■ **Record set**:

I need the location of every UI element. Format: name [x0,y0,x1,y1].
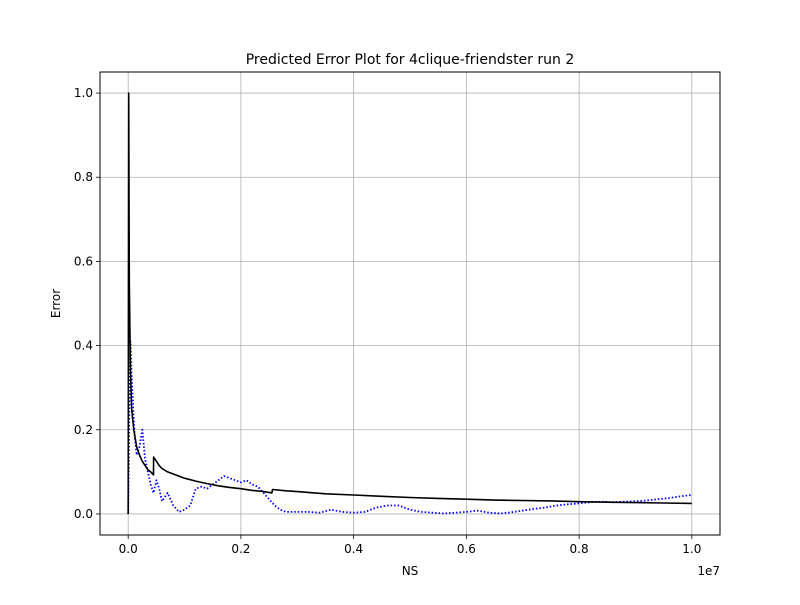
y-tick-label: 0.8 [74,170,93,184]
grid [100,72,720,535]
x-tick-label: 0.8 [570,542,589,556]
x-tick-label: 0.0 [119,542,138,556]
x-tick-label: 0.2 [231,542,250,556]
chart-title: Predicted Error Plot for 4clique-friends… [246,52,575,68]
y-tick-label: 0.6 [74,254,93,268]
y-tick-label: 0.0 [74,507,93,521]
y-tick-label: 0.2 [74,423,93,437]
x-axis-label: NS [402,564,419,578]
x-tick-label: 0.4 [344,542,363,556]
y-tick-label: 0.4 [74,339,93,353]
x-axis-offset-label: 1e7 [697,564,720,578]
x-tick-label: 0.6 [457,542,476,556]
x-tick-label: 1.0 [682,542,701,556]
plot-lines [127,92,692,515]
y-axis-label: Error [49,289,63,318]
y-tick-label: 1.0 [74,86,93,100]
predicted-error-series-line [127,92,692,515]
actual-error-series-line [127,340,692,515]
ticks: 0.0 0.2 0.4 0.6 0.8 1.0 0.0 0.2 0.4 0.6 0.8 1.0 [74,86,701,556]
axes-frame [99,71,721,536]
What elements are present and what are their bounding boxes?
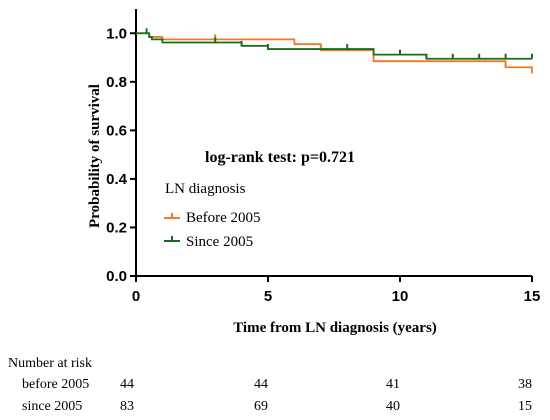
legend-title: LN diagnosis: [165, 181, 246, 197]
risk-value-before-2005-t5: 44: [254, 377, 268, 392]
risk-row-label-since-2005: since 2005: [22, 399, 82, 414]
km-curve-before-2005: [136, 32, 533, 74]
y-tick-label: 1.0: [106, 25, 127, 42]
y-axis-label: Probability of survival: [87, 84, 103, 228]
km-curve-since-2005: [136, 32, 532, 60]
x-tick-label: 5: [264, 288, 272, 305]
y-tick-label: 0.6: [106, 122, 127, 139]
risk-value-before-2005-t10: 41: [386, 377, 400, 392]
risk-table: Number at risk before 2005 since 2005 44…: [8, 356, 532, 414]
y-tick-label: 0.2: [106, 219, 127, 236]
legend-label-since-2005: Since 2005: [186, 234, 253, 250]
risk-value-before-2005-t0: 44: [120, 377, 134, 392]
x-tick-label: 10: [392, 288, 409, 305]
risk-value-since-2005-t5: 69: [254, 399, 268, 414]
plot-area: 0.0 0.2 0.4 0.6 0.8 1.0 0 5 10 15: [106, 9, 540, 305]
y-tick-label: 0.4: [106, 171, 128, 188]
x-tick-label: 0: [132, 288, 140, 305]
legend: LN diagnosis Before 2005 Since 2005: [164, 181, 261, 250]
x-tick-label: 15: [524, 288, 541, 305]
risk-value-since-2005-t15: 15: [518, 399, 532, 414]
legend-entry-before-2005: Before 2005: [164, 210, 261, 226]
x-axis-label: Time from LN diagnosis (years): [233, 320, 437, 336]
risk-table-title: Number at risk: [8, 356, 92, 371]
legend-entry-since-2005: Since 2005: [164, 234, 253, 250]
risk-value-since-2005-t10: 40: [386, 399, 400, 414]
y-tick-label: 0.0: [106, 268, 127, 285]
risk-row-label-before-2005: before 2005: [22, 377, 89, 392]
risk-value-since-2005-t0: 83: [120, 399, 134, 414]
risk-value-before-2005-t15: 38: [518, 377, 532, 392]
y-tick-label: 0.8: [106, 74, 127, 91]
logrank-annotation: log-rank test: p=0.721: [205, 149, 355, 166]
legend-label-before-2005: Before 2005: [186, 210, 261, 226]
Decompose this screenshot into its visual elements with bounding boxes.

■ **To do**:
Pull out every line in the items above word for word, but leave out the picture lines.

■ **Correct answer**:
I need the location of every UI element. Format: name [x0,y0,x1,y1].
y-tick-label: 0.8 [74,170,93,184]
grid [100,72,720,535]
x-tick-label: 0.8 [570,542,589,556]
x-tick-label: 0.0 [119,542,138,556]
x-tick-label: 0.2 [231,542,250,556]
chart-title: Predicted Error Plot for 4clique-friends… [246,52,575,68]
y-tick-label: 0.6 [74,254,93,268]
y-tick-label: 0.0 [74,507,93,521]
y-tick-label: 0.2 [74,423,93,437]
x-axis-label: NS [402,564,419,578]
x-tick-label: 0.4 [344,542,363,556]
y-tick-label: 0.4 [74,339,93,353]
x-axis-offset-label: 1e7 [697,564,720,578]
x-tick-label: 0.6 [457,542,476,556]
x-tick-label: 1.0 [682,542,701,556]
plot-lines [127,92,692,515]
y-axis-label: Error [49,289,63,318]
y-tick-label: 1.0 [74,86,93,100]
predicted-error-series-line [127,92,692,515]
actual-error-series-line [127,340,692,515]
ticks: 0.0 0.2 0.4 0.6 0.8 1.0 0.0 0.2 0.4 0.6 0.8 1.0 [74,86,701,556]
axes-frame [99,71,721,536]
What elements are present and what are their bounding boxes?
legend-title: LN diagnosis: [165, 181, 246, 197]
risk-value-before-2005-t5: 44: [254, 377, 268, 392]
risk-row-label-since-2005: since 2005: [22, 399, 82, 414]
km-curve-before-2005: [136, 32, 533, 74]
y-tick-label: 1.0: [106, 25, 127, 42]
y-axis-label: Probability of survival: [87, 84, 103, 228]
km-curve-since-2005: [136, 32, 532, 60]
x-tick-label: 5: [264, 288, 272, 305]
y-tick-label: 0.6: [106, 122, 127, 139]
risk-value-before-2005-t10: 41: [386, 377, 400, 392]
risk-table: Number at risk before 2005 since 2005 44…: [8, 356, 532, 414]
y-tick-label: 0.2: [106, 219, 127, 236]
legend-label-since-2005: Since 2005: [186, 234, 253, 250]
risk-value-before-2005-t0: 44: [120, 377, 134, 392]
x-tick-label: 10: [392, 288, 409, 305]
risk-value-since-2005-t5: 69: [254, 399, 268, 414]
plot-area: 0.0 0.2 0.4 0.6 0.8 1.0 0 5 10 15: [106, 9, 540, 305]
y-tick-label: 0.4: [106, 171, 128, 188]
x-tick-label: 0: [132, 288, 140, 305]
legend: LN diagnosis Before 2005 Since 2005: [164, 181, 261, 250]
x-tick-label: 15: [524, 288, 541, 305]
risk-value-since-2005-t15: 15: [518, 399, 532, 414]
legend-entry-before-2005: Before 2005: [164, 210, 261, 226]
x-axis-label: Time from LN diagnosis (years): [233, 320, 437, 336]
risk-table-title: Number at risk: [8, 356, 92, 371]
legend-entry-since-2005: Since 2005: [164, 234, 253, 250]
risk-value-since-2005-t10: 40: [386, 399, 400, 414]
y-tick-label: 0.0: [106, 268, 127, 285]
risk-row-label-before-2005: before 2005: [22, 377, 89, 392]
risk-value-since-2005-t0: 83: [120, 399, 134, 414]
risk-value-before-2005-t15: 38: [518, 377, 532, 392]
y-tick-label: 0.8: [106, 74, 127, 91]
logrank-annotation: log-rank test: p=0.721: [205, 149, 355, 166]
legend-label-before-2005: Before 2005: [186, 210, 261, 226]
Decompose this screenshot into its visual elements with bounding boxes.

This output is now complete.